Without further comment, state how many lines in the listing below contain the word "disappear".

(Information provided)
* * * * *

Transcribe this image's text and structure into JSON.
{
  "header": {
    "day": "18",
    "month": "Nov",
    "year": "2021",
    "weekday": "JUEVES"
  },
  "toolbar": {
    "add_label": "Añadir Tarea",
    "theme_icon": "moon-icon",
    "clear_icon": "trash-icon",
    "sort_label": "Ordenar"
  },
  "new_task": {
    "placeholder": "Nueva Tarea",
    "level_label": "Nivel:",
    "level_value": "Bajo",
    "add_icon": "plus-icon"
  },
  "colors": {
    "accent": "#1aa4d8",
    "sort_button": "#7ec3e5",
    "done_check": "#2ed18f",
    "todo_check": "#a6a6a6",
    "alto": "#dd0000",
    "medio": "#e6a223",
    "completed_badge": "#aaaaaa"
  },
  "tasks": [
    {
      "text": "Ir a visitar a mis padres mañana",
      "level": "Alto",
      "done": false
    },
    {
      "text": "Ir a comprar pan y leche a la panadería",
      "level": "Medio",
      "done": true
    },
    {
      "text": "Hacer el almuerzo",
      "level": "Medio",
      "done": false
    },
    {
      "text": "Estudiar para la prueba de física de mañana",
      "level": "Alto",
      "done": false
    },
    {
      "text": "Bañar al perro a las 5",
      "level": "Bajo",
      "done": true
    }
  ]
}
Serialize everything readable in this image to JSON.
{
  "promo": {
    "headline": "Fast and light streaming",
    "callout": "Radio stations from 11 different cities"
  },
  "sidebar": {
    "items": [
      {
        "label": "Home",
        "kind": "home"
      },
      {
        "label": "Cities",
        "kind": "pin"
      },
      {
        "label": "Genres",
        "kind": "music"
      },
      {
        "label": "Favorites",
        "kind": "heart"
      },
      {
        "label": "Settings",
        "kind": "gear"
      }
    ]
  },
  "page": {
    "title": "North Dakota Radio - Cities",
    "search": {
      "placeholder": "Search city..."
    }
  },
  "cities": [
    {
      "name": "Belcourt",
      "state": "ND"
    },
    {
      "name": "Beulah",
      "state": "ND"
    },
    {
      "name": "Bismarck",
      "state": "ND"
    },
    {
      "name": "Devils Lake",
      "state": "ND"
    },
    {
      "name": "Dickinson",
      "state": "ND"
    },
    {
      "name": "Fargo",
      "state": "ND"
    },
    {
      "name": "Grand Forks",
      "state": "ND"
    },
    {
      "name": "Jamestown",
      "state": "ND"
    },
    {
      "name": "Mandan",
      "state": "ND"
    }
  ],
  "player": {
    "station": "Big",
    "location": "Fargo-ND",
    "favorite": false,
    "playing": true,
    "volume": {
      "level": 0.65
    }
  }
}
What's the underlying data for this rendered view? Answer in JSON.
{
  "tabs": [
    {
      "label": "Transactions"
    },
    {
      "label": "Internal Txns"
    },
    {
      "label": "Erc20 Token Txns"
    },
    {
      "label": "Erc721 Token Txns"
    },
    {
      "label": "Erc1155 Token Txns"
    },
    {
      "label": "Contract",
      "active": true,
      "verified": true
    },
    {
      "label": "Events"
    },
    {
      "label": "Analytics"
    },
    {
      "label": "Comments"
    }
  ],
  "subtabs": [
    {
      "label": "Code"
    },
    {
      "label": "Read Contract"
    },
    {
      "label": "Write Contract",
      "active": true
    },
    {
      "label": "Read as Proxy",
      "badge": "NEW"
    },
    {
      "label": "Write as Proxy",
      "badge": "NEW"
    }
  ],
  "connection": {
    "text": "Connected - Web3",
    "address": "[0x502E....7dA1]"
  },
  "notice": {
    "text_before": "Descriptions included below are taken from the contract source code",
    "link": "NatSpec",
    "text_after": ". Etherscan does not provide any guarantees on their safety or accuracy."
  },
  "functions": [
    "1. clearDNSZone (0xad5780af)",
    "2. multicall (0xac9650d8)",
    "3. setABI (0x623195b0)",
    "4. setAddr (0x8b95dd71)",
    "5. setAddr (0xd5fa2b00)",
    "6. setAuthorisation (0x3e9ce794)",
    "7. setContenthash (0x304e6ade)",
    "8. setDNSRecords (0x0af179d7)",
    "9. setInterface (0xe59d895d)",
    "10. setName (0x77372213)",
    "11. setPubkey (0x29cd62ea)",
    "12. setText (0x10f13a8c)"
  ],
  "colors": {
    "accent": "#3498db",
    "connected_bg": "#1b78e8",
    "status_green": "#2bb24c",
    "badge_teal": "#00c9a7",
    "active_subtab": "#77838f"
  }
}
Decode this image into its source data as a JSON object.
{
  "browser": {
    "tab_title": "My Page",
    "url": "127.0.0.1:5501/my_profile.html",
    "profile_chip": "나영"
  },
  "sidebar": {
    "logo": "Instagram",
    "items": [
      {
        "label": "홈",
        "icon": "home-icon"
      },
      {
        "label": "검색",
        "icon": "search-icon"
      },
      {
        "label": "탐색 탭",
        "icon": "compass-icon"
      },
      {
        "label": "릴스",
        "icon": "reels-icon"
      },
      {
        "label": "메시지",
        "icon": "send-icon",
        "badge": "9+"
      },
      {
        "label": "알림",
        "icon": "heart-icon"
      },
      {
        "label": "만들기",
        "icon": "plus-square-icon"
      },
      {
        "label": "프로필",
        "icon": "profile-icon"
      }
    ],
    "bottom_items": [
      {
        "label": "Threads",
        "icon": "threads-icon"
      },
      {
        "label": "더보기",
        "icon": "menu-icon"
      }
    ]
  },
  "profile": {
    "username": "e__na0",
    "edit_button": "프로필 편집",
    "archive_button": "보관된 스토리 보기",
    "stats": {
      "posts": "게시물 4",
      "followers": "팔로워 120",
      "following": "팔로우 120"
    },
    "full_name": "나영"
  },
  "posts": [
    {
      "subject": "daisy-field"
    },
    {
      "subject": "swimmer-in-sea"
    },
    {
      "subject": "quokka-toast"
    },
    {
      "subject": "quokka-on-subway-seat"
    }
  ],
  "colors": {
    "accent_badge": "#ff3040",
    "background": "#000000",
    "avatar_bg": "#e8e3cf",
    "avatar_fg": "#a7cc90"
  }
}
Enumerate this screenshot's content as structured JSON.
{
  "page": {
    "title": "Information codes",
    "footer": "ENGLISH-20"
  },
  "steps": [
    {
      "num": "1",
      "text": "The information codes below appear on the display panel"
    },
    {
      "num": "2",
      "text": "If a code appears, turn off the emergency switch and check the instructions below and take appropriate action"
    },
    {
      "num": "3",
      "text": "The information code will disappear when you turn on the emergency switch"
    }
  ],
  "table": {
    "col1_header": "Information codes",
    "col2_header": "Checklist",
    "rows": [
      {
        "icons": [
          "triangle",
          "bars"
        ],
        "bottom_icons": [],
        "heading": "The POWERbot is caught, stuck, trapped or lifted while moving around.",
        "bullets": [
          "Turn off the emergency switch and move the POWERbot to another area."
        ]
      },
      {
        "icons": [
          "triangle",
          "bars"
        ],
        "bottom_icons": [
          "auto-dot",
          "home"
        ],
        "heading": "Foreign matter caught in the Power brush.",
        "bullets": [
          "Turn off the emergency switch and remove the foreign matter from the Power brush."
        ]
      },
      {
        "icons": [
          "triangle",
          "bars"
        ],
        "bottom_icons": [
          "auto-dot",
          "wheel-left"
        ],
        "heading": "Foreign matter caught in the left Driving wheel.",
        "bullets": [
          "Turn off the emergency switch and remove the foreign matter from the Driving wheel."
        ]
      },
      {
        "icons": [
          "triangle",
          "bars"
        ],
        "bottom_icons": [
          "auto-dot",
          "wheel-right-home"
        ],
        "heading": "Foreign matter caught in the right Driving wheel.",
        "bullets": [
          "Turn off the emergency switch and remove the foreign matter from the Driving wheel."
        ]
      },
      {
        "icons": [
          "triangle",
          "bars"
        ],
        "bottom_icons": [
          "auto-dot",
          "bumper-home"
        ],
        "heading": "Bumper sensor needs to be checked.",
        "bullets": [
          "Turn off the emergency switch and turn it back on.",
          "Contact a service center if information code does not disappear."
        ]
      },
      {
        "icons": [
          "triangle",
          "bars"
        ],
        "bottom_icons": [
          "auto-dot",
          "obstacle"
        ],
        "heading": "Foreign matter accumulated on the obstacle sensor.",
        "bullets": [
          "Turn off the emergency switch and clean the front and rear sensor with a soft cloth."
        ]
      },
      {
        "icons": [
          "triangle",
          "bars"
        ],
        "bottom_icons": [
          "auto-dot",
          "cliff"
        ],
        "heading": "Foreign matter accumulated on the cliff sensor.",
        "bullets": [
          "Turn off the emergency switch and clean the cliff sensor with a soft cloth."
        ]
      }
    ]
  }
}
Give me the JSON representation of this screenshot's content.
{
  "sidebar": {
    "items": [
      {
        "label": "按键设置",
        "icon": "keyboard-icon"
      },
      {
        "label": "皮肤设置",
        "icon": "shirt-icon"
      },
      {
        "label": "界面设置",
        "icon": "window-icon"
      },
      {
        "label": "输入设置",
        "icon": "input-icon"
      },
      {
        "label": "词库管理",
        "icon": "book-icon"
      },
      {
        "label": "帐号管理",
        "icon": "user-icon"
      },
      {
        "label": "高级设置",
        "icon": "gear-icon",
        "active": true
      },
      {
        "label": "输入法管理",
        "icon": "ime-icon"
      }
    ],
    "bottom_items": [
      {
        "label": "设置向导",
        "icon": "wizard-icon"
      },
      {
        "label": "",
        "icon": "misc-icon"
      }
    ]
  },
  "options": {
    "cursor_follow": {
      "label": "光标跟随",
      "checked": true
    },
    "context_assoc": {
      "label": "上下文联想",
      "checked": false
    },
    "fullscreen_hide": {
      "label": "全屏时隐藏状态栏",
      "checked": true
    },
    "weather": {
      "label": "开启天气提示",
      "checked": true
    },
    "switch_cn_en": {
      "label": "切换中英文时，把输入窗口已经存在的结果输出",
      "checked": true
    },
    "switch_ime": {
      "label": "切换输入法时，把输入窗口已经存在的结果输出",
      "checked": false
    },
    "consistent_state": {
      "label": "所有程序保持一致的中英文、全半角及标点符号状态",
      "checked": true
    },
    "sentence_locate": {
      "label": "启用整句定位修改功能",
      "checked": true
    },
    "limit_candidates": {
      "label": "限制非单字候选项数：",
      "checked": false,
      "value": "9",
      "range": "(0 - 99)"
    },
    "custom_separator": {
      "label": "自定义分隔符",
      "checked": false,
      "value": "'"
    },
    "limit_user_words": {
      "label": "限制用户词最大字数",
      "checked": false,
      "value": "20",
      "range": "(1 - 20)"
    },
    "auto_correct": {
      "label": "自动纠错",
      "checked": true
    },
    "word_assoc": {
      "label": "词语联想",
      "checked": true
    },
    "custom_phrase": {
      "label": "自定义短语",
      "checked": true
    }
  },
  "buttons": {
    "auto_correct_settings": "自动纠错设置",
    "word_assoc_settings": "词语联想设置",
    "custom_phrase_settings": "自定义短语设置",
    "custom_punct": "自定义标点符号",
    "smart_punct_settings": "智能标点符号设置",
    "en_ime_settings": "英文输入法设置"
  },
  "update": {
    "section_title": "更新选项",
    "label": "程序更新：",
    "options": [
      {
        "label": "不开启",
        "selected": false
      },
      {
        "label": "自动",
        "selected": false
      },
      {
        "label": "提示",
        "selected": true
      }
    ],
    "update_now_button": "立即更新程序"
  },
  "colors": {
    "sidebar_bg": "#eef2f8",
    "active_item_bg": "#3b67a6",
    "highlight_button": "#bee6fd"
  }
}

* * * * *

(Exercise response)
2